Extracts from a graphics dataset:
──────────
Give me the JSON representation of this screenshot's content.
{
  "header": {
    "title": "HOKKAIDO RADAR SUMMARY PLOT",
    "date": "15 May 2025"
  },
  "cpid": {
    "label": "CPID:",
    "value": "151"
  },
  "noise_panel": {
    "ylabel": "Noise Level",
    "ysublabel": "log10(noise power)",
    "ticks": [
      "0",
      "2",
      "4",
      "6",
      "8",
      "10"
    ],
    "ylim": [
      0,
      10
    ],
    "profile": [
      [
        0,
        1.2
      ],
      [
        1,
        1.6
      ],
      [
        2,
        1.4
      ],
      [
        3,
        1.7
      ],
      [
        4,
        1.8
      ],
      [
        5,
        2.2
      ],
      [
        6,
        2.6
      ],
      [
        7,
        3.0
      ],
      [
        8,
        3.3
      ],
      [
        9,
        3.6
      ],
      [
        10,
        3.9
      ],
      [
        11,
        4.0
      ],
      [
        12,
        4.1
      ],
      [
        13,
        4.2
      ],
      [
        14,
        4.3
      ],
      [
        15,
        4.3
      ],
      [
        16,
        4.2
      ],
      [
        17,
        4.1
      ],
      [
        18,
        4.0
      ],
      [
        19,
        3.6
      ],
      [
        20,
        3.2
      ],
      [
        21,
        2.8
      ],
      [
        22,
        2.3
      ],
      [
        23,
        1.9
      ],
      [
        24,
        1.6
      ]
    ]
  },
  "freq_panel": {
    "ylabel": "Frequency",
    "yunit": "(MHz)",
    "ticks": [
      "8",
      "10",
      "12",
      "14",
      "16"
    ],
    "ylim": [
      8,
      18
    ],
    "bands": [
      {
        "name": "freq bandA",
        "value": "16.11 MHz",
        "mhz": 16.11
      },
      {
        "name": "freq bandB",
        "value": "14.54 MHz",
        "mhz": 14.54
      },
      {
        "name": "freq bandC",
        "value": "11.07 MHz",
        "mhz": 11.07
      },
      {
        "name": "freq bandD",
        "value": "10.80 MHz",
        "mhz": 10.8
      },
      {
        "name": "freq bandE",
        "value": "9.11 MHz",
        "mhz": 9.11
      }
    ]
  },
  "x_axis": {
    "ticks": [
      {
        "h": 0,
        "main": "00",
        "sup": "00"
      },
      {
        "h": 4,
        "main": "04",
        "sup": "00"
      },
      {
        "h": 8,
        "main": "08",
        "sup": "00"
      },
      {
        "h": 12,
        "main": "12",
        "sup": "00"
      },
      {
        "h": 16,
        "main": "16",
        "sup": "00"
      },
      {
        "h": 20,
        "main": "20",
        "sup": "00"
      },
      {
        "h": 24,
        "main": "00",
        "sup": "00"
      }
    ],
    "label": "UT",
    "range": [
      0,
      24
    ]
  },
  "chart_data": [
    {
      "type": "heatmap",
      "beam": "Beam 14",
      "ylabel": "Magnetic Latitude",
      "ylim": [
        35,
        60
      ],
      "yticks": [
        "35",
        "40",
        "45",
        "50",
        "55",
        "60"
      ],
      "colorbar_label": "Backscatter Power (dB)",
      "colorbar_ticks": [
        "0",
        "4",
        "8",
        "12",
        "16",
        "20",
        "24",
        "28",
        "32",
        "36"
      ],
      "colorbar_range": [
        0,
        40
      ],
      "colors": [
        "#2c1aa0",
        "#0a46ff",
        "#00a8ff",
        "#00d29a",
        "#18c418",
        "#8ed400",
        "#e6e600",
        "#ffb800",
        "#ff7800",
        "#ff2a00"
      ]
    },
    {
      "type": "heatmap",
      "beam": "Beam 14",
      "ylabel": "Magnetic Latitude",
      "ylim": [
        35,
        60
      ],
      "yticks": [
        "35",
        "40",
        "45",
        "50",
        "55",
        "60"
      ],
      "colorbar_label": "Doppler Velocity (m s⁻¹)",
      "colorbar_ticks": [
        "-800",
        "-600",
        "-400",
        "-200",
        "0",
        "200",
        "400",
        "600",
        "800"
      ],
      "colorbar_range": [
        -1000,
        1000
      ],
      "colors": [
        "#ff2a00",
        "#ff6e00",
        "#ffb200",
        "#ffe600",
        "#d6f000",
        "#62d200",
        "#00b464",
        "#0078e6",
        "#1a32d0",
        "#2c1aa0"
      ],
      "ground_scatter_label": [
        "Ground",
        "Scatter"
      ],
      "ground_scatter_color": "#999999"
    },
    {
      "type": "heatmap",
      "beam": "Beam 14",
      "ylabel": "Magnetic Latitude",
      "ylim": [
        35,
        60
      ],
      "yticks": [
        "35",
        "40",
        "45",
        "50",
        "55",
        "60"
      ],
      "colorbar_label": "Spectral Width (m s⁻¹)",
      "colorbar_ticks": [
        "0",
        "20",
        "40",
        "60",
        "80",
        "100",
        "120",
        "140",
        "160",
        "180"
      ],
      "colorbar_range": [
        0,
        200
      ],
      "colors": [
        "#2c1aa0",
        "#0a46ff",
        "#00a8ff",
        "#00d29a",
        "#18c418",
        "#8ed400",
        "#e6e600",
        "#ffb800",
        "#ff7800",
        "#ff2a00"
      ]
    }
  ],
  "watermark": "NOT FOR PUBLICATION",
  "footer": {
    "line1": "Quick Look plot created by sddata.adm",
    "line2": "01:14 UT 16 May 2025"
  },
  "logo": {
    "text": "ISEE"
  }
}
──────────
All of the lines above need to be given again exactly.

__Reply__:
Give me the JSON representation of this screenshot's content.
{
  "header": {
    "title": "HOKKAIDO RADAR SUMMARY PLOT",
    "date": "15 May 2025"
  },
  "cpid": {
    "label": "CPID:",
    "value": "151"
  },
  "noise_panel": {
    "ylabel": "Noise Level",
    "ysublabel": "log10(noise power)",
    "ticks": [
      "0",
      "2",
      "4",
      "6",
      "8",
      "10"
    ],
    "ylim": [
      0,
      10
    ],
    "profile": [
      [
        0,
        1.2
      ],
      [
        1,
        1.6
      ],
      [
        2,
        1.4
      ],
      [
        3,
        1.7
      ],
      [
        4,
        1.8
      ],
      [
        5,
        2.2
      ],
      [
        6,
        2.6
      ],
      [
        7,
        3.0
      ],
      [
        8,
        3.3
      ],
      [
        9,
        3.6
      ],
      [
        10,
        3.9
      ],
      [
        11,
        4.0
      ],
      [
        12,
        4.1
      ],
      [
        13,
        4.2
      ],
      [
        14,
        4.3
      ],
      [
        15,
        4.3
      ],
      [
        16,
        4.2
      ],
      [
        17,
        4.1
      ],
      [
        18,
        4.0
      ],
      [
        19,
        3.6
      ],
      [
        20,
        3.2
      ],
      [
        21,
        2.8
      ],
      [
        22,
        2.3
      ],
      [
        23,
        1.9
      ],
      [
        24,
        1.6
      ]
    ]
  },
  "freq_panel": {
    "ylabel": "Frequency",
    "yunit": "(MHz)",
    "ticks": [
      "8",
      "10",
      "12",
      "14",
      "16"
    ],
    "ylim": [
      8,
      18
    ],
    "bands": [
      {
        "name": "freq bandA",
        "value": "16.11 MHz",
        "mhz": 16.11
      },
      {
        "name": "freq bandB",
        "value": "14.54 MHz",
        "mhz": 14.54
      },
      {
        "name": "freq bandC",
        "value": "11.07 MHz",
        "mhz": 11.07
      },
      {
        "name": "freq bandD",
        "value": "10.80 MHz",
        "mhz": 10.8
      },
      {
        "name": "freq bandE",
        "value": "9.11 MHz",
        "mhz": 9.11
      }
    ]
  },
  "x_axis": {
    "ticks": [
      {
        "h": 0,
        "main": "00",
        "sup": "00"
      },
      {
        "h": 4,
        "main": "04",
        "sup": "00"
      },
      {
        "h": 8,
        "main": "08",
        "sup": "00"
      },
      {
        "h": 12,
        "main": "12",
        "sup": "00"
      },
      {
        "h": 16,
        "main": "16",
        "sup": "00"
      },
      {
        "h": 20,
        "main": "20",
        "sup": "00"
      },
      {
        "h": 24,
        "main": "00",
        "sup": "00"
      }
    ],
    "label": "UT",
    "range": [
      0,
      24
    ]
  },
  "chart_data": [
    {
      "type": "heatmap",
      "beam": "Beam 14",
      "ylabel": "Magnetic Latitude",
      "ylim": [
        35,
        60
      ],
      "yticks": [
        "35",
        "40",
        "45",
        "50",
        "55",
        "60"
      ],
      "colorbar_label": "Backscatter Power (dB)",
      "colorbar_ticks": [
        "0",
        "4",
        "8",
        "12",
        "16",
        "20",
        "24",
        "28",
        "32",
        "36"
      ],
      "colorbar_range": [
        0,
        40
      ],
      "colors": [
        "#2c1aa0",
        "#0a46ff",
        "#00a8ff",
        "#00d29a",
        "#18c418",
        "#8ed400",
        "#e6e600",
        "#ffb800",
        "#ff7800",
        "#ff2a00"
      ]
    },
    {
      "type": "heatmap",
      "beam": "Beam 14",
      "ylabel": "Magnetic Latitude",
      "ylim": [
        35,
        60
      ],
      "yticks": [
        "35",
        "40",
        "45",
        "50",
        "55",
        "60"
      ],
      "colorbar_label": "Doppler Velocity (m s⁻¹)",
      "colorbar_ticks": [
        "-800",
        "-600",
        "-400",
        "-200",
        "0",
        "200",
        "400",
        "600",
        "800"
      ],
      "colorbar_range": [
        -1000,
        1000
      ],
      "colors": [
        "#ff2a00",
        "#ff6e00",
        "#ffb200",
        "#ffe600",
        "#d6f000",
        "#62d200",
        "#00b464",
        "#0078e6",
        "#1a32d0",
        "#2c1aa0"
      ],
      "ground_scatter_label": [
        "Ground",
        "Scatter"
      ],
      "ground_scatter_color": "#999999"
    },
    {
      "type": "heatmap",
      "beam": "Beam 14",
      "ylabel": "Magnetic Latitude",
      "ylim": [
        35,
        60
      ],
      "yticks": [
        "35",
        "40",
        "45",
        "50",
        "55",
        "60"
      ],
      "colorbar_label": "Spectral Width (m s⁻¹)",
      "colorbar_ticks": [
        "0",
        "20",
        "40",
        "60",
        "80",
        "100",
        "120",
        "140",
        "160",
        "180"
      ],
      "colorbar_range": [
        0,
        200
      ],
      "colors": [
        "#2c1aa0",
        "#0a46ff",
        "#00a8ff",
        "#00d29a",
        "#18c418",
        "#8ed400",
        "#e6e600",
        "#ffb800",
        "#ff7800",
        "#ff2a00"
      ]
    }
  ],
  "watermark": "NOT FOR PUBLICATION",
  "footer": {
    "line1": "Quick Look plot created by sddata.adm",
    "line2": "01:14 UT 16 May 2025"
  },
  "logo": {
    "text": "ISEE"
  }
}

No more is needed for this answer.